### WRITTEN PROBLEM
Identify every line containing the word "BASS" and reproduce each one.

### MATERIAL TO PROCESS

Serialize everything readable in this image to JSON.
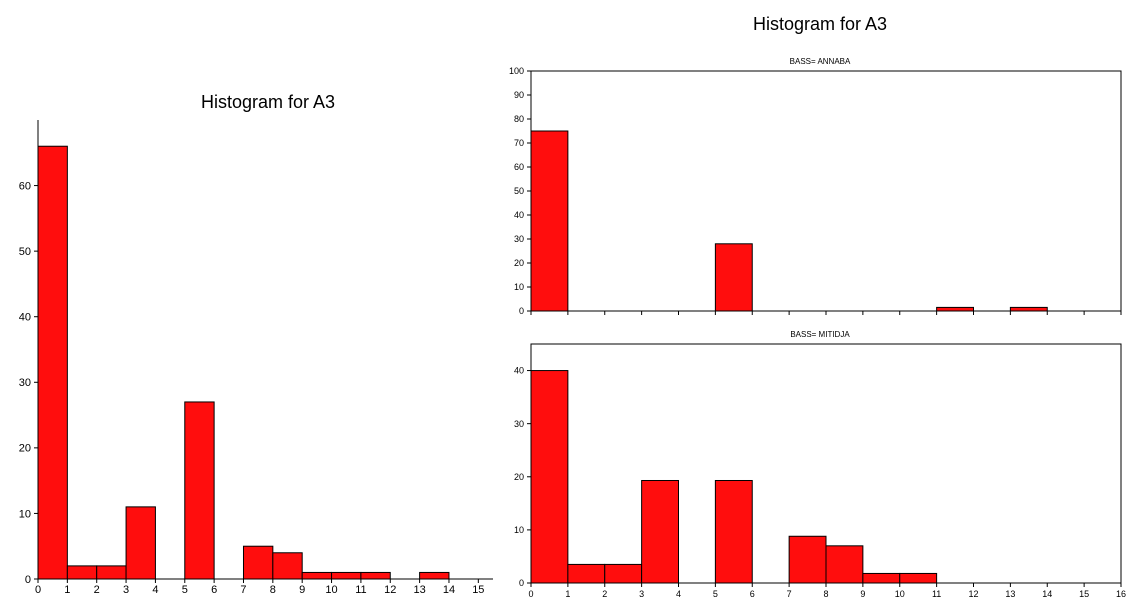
{
  "colors": {
    "bar": "#ff0d0d",
    "stroke": "#000000",
    "background": "#ffffff"
  },
  "chart_data": [
    {
      "type": "bar",
      "title": "Histogram for A3",
      "xlabel": "",
      "ylabel": "",
      "x_ticks": [
        0,
        1,
        2,
        3,
        4,
        5,
        6,
        7,
        8,
        9,
        10,
        11,
        12,
        13,
        14,
        15
      ],
      "y_ticks": [
        0,
        10,
        20,
        30,
        40,
        50,
        60
      ],
      "xlim": [
        0,
        15.5
      ],
      "ylim": [
        0,
        70
      ],
      "bins": [
        {
          "from": 0,
          "to": 1,
          "value": 66
        },
        {
          "from": 1,
          "to": 2,
          "value": 2
        },
        {
          "from": 2,
          "to": 3,
          "value": 2
        },
        {
          "from": 3,
          "to": 4,
          "value": 11
        },
        {
          "from": 5,
          "to": 6,
          "value": 27
        },
        {
          "from": 7,
          "to": 8,
          "value": 5
        },
        {
          "from": 8,
          "to": 9,
          "value": 4
        },
        {
          "from": 9,
          "to": 10,
          "value": 1
        },
        {
          "from": 10,
          "to": 11,
          "value": 1
        },
        {
          "from": 11,
          "to": 12,
          "value": 1
        },
        {
          "from": 13,
          "to": 14,
          "value": 1
        }
      ]
    },
    {
      "type": "bar",
      "title": "Histogram for A3",
      "panels": [
        {
          "subtitle": "BASS= ANNABA",
          "x_ticks": [
            0,
            1,
            2,
            3,
            4,
            5,
            6,
            7,
            8,
            9,
            10,
            11,
            12,
            13,
            14,
            15,
            16
          ],
          "y_ticks": [
            0,
            10,
            20,
            30,
            40,
            50,
            60,
            70,
            80,
            90,
            100
          ],
          "xlim": [
            0,
            16
          ],
          "ylim": [
            0,
            100
          ],
          "bins": [
            {
              "from": 0,
              "to": 1,
              "value": 75
            },
            {
              "from": 5,
              "to": 6,
              "value": 28
            },
            {
              "from": 11,
              "to": 12,
              "value": 1.5
            },
            {
              "from": 13,
              "to": 14,
              "value": 1.5
            }
          ]
        },
        {
          "subtitle": "BASS= MITIDJA",
          "x_ticks": [
            0,
            1,
            2,
            3,
            4,
            5,
            6,
            7,
            8,
            9,
            10,
            11,
            12,
            13,
            14,
            15,
            16
          ],
          "y_ticks": [
            0,
            10,
            20,
            30,
            40
          ],
          "xlim": [
            0,
            16
          ],
          "ylim": [
            0,
            45
          ],
          "bins": [
            {
              "from": 0,
              "to": 1,
              "value": 40
            },
            {
              "from": 1,
              "to": 2,
              "value": 3.5
            },
            {
              "from": 2,
              "to": 3,
              "value": 3.5
            },
            {
              "from": 3,
              "to": 4,
              "value": 19.3
            },
            {
              "from": 5,
              "to": 6,
              "value": 19.3
            },
            {
              "from": 7,
              "to": 8,
              "value": 8.8
            },
            {
              "from": 8,
              "to": 9,
              "value": 7
            },
            {
              "from": 9,
              "to": 10,
              "value": 1.8
            },
            {
              "from": 10,
              "to": 11,
              "value": 1.8
            }
          ]
        }
      ]
    }
  ]
}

### RESULT OF THIS EXERCISE
          "subtitle": "BASS= ANNABA",
          "subtitle": "BASS= MITIDJA",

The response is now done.